**Directions**
Write out each line beneath this one exactly as it reads.
++++++++++
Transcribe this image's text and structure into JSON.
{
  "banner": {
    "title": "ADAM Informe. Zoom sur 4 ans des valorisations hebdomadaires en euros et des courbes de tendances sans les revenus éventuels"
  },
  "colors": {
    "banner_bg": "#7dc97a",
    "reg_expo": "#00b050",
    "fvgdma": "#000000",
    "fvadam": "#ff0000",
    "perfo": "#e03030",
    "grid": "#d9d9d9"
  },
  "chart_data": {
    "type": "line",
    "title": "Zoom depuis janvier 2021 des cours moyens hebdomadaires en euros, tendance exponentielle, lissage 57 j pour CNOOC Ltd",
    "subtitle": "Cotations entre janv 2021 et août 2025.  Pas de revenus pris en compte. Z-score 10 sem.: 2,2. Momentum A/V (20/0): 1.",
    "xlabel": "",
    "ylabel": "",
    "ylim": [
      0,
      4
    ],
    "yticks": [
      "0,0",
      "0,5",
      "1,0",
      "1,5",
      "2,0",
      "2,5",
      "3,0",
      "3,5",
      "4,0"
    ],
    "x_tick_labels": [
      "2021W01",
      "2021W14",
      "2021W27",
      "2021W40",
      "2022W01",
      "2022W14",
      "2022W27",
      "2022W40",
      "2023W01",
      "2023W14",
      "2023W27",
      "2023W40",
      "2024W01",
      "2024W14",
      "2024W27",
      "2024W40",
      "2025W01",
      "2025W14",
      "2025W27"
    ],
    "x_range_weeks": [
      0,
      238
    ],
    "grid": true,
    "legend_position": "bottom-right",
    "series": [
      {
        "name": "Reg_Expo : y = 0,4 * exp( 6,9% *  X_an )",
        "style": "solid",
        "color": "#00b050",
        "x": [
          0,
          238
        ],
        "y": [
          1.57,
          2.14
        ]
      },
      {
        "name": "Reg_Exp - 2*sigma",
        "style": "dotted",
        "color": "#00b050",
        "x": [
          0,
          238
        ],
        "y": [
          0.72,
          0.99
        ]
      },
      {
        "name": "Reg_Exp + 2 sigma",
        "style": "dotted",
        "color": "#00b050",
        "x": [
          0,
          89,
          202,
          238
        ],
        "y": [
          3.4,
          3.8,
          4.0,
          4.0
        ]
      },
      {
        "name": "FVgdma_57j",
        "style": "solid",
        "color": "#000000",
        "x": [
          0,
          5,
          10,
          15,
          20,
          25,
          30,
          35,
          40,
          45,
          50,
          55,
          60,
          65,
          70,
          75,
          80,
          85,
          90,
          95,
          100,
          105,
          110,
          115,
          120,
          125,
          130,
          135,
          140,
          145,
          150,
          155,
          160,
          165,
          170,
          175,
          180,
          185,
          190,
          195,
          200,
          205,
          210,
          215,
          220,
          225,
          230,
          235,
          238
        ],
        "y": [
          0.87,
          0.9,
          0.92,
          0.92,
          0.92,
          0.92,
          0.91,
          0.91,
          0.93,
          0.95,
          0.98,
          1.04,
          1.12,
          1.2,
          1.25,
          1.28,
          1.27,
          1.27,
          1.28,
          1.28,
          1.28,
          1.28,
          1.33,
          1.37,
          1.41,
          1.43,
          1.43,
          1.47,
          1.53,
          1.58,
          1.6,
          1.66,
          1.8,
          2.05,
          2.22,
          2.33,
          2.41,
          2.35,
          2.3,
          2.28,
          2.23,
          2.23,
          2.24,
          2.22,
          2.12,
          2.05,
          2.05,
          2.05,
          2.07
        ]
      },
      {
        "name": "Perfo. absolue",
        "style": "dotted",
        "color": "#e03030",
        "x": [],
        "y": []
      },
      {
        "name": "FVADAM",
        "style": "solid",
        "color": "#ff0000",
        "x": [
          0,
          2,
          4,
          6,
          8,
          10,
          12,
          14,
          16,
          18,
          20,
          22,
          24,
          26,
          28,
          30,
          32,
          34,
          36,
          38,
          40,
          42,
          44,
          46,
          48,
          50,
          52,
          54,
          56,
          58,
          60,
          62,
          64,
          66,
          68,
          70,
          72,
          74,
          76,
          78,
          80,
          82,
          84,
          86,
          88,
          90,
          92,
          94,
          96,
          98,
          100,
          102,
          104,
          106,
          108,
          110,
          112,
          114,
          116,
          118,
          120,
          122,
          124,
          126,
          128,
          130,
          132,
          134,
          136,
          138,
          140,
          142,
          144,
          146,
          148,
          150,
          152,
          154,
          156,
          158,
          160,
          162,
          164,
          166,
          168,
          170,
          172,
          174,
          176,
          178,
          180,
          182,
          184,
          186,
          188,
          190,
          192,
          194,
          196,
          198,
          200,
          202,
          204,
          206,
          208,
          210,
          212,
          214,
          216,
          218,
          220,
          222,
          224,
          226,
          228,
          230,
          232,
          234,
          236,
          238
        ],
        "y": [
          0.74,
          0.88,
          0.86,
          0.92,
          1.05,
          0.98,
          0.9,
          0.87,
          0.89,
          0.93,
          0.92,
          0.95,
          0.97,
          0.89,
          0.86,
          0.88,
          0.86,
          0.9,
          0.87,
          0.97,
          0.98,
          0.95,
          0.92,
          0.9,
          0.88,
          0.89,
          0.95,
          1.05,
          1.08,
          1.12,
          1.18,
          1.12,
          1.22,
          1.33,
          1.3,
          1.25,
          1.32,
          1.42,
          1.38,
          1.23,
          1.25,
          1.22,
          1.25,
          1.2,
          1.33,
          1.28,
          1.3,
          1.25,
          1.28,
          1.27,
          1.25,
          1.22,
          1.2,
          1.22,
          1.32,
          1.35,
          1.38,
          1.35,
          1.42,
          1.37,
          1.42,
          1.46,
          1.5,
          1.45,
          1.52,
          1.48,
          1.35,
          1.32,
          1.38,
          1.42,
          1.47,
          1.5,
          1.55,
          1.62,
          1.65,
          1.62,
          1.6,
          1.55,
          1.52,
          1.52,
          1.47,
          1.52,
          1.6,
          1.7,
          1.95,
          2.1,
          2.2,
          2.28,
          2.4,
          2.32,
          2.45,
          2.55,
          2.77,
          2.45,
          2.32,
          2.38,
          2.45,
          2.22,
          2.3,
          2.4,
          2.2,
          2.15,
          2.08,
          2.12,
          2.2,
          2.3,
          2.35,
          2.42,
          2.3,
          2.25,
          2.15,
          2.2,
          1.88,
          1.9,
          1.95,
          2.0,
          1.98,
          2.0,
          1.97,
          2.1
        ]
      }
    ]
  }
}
++++++++++
**Response for this exercise**
Transcribe this image's text and structure into JSON.
{
  "banner": {
    "title": "ADAM Informe. Zoom sur 4 ans des valorisations hebdomadaires en euros et des courbes de tendances sans les revenus éventuels"
  },
  "colors": {
    "banner_bg": "#7dc97a",
    "reg_expo": "#00b050",
    "fvgdma": "#000000",
    "fvadam": "#ff0000",
    "perfo": "#e03030",
    "grid": "#d9d9d9"
  },
  "chart_data": {
    "type": "line",
    "title": "Zoom depuis janvier 2021 des cours moyens hebdomadaires en euros, tendance exponentielle, lissage 57 j pour CNOOC Ltd",
    "subtitle": "Cotations entre janv 2021 et août 2025.  Pas de revenus pris en compte. Z-score 10 sem.: 2,2. Momentum A/V (20/0): 1.",
    "xlabel": "",
    "ylabel": "",
    "ylim": [
      0,
      4
    ],
    "yticks": [
      "0,0",
      "0,5",
      "1,0",
      "1,5",
      "2,0",
      "2,5",
      "3,0",
      "3,5",
      "4,0"
    ],
    "x_tick_labels": [
      "2021W01",
      "2021W14",
      "2021W27",
      "2021W40",
      "2022W01",
      "2022W14",
      "2022W27",
      "2022W40",
      "2023W01",
      "2023W14",
      "2023W27",
      "2023W40",
      "2024W01",
      "2024W14",
      "2024W27",
      "2024W40",
      "2025W01",
      "2025W14",
      "2025W27"
    ],
    "x_range_weeks": [
      0,
      238
    ],
    "grid": true,
    "legend_position": "bottom-right",
    "series": [
      {
        "name": "Reg_Expo : y = 0,4 * exp( 6,9% *  X_an )",
        "style": "solid",
        "color": "#00b050",
        "x": [
          0,
          238
        ],
        "y": [
          1.57,
          2.14
        ]
      },
      {
        "name": "Reg_Exp - 2*sigma",
        "style": "dotted",
        "color": "#00b050",
        "x": [
          0,
          238
        ],
        "y": [
          0.72,
          0.99
        ]
      },
      {
        "name": "Reg_Exp + 2 sigma",
        "style": "dotted",
        "color": "#00b050",
        "x": [
          0,
          89,
          202,
          238
        ],
        "y": [
          3.4,
          3.8,
          4.0,
          4.0
        ]
      },
      {
        "name": "FVgdma_57j",
        "style": "solid",
        "color": "#000000",
        "x": [
          0,
          5,
          10,
          15,
          20,
          25,
          30,
          35,
          40,
          45,
          50,
          55,
          60,
          65,
          70,
          75,
          80,
          85,
          90,
          95,
          100,
          105,
          110,
          115,
          120,
          125,
          130,
          135,
          140,
          145,
          150,
          155,
          160,
          165,
          170,
          175,
          180,
          185,
          190,
          195,
          200,
          205,
          210,
          215,
          220,
          225,
          230,
          235,
          238
        ],
        "y": [
          0.87,
          0.9,
          0.92,
          0.92,
          0.92,
          0.92,
          0.91,
          0.91,
          0.93,
          0.95,
          0.98,
          1.04,
          1.12,
          1.2,
          1.25,
          1.28,
          1.27,
          1.27,
          1.28,
          1.28,
          1.28,
          1.28,
          1.33,
          1.37,
          1.41,
          1.43,
          1.43,
          1.47,
          1.53,
          1.58,
          1.6,
          1.66,
          1.8,
          2.05,
          2.22,
          2.33,
          2.41,
          2.35,
          2.3,
          2.28,
          2.23,
          2.23,
          2.24,
          2.22,
          2.12,
          2.05,
          2.05,
          2.05,
          2.07
        ]
      },
      {
        "name": "Perfo. absolue",
        "style": "dotted",
        "color": "#e03030",
        "x": [],
        "y": []
      },
      {
        "name": "FVADAM",
        "style": "solid",
        "color": "#ff0000",
        "x": [
          0,
          2,
          4,
          6,
          8,
          10,
          12,
          14,
          16,
          18,
          20,
          22,
          24,
          26,
          28,
          30,
          32,
          34,
          36,
          38,
          40,
          42,
          44,
          46,
          48,
          50,
          52,
          54,
          56,
          58,
          60,
          62,
          64,
          66,
          68,
          70,
          72,
          74,
          76,
          78,
          80,
          82,
          84,
          86,
          88,
          90,
          92,
          94,
          96,
          98,
          100,
          102,
          104,
          106,
          108,
          110,
          112,
          114,
          116,
          118,
          120,
          122,
          124,
          126,
          128,
          130,
          132,
          134,
          136,
          138,
          140,
          142,
          144,
          146,
          148,
          150,
          152,
          154,
          156,
          158,
          160,
          162,
          164,
          166,
          168,
          170,
          172,
          174,
          176,
          178,
          180,
          182,
          184,
          186,
          188,
          190,
          192,
          194,
          196,
          198,
          200,
          202,
          204,
          206,
          208,
          210,
          212,
          214,
          216,
          218,
          220,
          222,
          224,
          226,
          228,
          230,
          232,
          234,
          236,
          238
        ],
        "y": [
          0.74,
          0.88,
          0.86,
          0.92,
          1.05,
          0.98,
          0.9,
          0.87,
          0.89,
          0.93,
          0.92,
          0.95,
          0.97,
          0.89,
          0.86,
          0.88,
          0.86,
          0.9,
          0.87,
          0.97,
          0.98,
          0.95,
          0.92,
          0.9,
          0.88,
          0.89,
          0.95,
          1.05,
          1.08,
          1.12,
          1.18,
          1.12,
          1.22,
          1.33,
          1.3,
          1.25,
          1.32,
          1.42,
          1.38,
          1.23,
          1.25,
          1.22,
          1.25,
          1.2,
          1.33,
          1.28,
          1.3,
          1.25,
          1.28,
          1.27,
          1.25,
          1.22,
          1.2,
          1.22,
          1.32,
          1.35,
          1.38,
          1.35,
          1.42,
          1.37,
          1.42,
          1.46,
          1.5,
          1.45,
          1.52,
          1.48,
          1.35,
          1.32,
          1.38,
          1.42,
          1.47,
          1.5,
          1.55,
          1.62,
          1.65,
          1.62,
          1.6,
          1.55,
          1.52,
          1.52,
          1.47,
          1.52,
          1.6,
          1.7,
          1.95,
          2.1,
          2.2,
          2.28,
          2.4,
          2.32,
          2.45,
          2.55,
          2.77,
          2.45,
          2.32,
          2.38,
          2.45,
          2.22,
          2.3,
          2.4,
          2.2,
          2.15,
          2.08,
          2.12,
          2.2,
          2.3,
          2.35,
          2.42,
          2.3,
          2.25,
          2.15,
          2.2,
          1.88,
          1.9,
          1.95,
          2.0,
          1.98,
          2.0,
          1.97,
          2.1
        ]
      }
    ]
  }
}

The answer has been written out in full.